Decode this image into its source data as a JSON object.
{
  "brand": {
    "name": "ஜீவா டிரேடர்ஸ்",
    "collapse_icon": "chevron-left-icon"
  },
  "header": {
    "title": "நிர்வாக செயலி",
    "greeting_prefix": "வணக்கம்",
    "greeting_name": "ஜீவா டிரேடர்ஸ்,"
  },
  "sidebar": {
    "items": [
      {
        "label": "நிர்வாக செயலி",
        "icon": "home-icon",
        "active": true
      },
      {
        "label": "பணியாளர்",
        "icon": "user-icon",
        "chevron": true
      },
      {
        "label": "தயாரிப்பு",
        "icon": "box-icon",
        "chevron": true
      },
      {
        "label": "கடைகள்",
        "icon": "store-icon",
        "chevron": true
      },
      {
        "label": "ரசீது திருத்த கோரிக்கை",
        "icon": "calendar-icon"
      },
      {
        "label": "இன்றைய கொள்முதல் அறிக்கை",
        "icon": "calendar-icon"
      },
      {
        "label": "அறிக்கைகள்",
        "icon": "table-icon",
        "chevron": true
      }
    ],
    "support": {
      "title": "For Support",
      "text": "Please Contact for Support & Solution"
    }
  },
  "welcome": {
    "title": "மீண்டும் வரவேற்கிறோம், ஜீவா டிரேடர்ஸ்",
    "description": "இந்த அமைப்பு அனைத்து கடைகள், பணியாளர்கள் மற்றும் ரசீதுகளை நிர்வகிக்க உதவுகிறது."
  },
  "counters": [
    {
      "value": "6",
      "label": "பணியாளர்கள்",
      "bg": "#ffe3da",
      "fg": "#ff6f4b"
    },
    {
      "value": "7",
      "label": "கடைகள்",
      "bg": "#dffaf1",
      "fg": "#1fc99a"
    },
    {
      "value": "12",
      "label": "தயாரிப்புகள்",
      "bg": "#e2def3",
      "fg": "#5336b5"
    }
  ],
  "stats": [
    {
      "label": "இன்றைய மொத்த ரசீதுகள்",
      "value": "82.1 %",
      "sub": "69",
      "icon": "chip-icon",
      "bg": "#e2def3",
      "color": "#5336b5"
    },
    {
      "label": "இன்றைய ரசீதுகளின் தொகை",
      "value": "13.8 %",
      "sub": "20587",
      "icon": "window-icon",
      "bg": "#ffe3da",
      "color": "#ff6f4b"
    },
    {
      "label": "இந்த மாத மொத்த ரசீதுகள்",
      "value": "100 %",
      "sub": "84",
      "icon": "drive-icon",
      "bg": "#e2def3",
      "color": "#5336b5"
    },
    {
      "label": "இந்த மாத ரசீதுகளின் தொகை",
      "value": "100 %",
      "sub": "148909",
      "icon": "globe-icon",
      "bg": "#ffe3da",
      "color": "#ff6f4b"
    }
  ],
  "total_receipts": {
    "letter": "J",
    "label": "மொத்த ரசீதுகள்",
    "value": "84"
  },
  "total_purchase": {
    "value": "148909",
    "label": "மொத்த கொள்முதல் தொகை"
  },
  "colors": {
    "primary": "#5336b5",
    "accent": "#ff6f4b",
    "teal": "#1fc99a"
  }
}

----

• _AIM OF THE EXERCISE_: Go through the entries and return each line where the word "icon" appears.

• _COMPLETE OUTPUT_:
    "collapse_icon": "chevron-left-icon"
        "icon": "home-icon",
        "icon": "user-icon",
        "icon": "box-icon",
        "icon": "store-icon",
        "icon": "calendar-icon"
        "icon": "calendar-icon"
        "icon": "table-icon",
      "icon": "chip-icon",
      "icon": "window-icon",
      "icon": "drive-icon",
      "icon": "globe-icon",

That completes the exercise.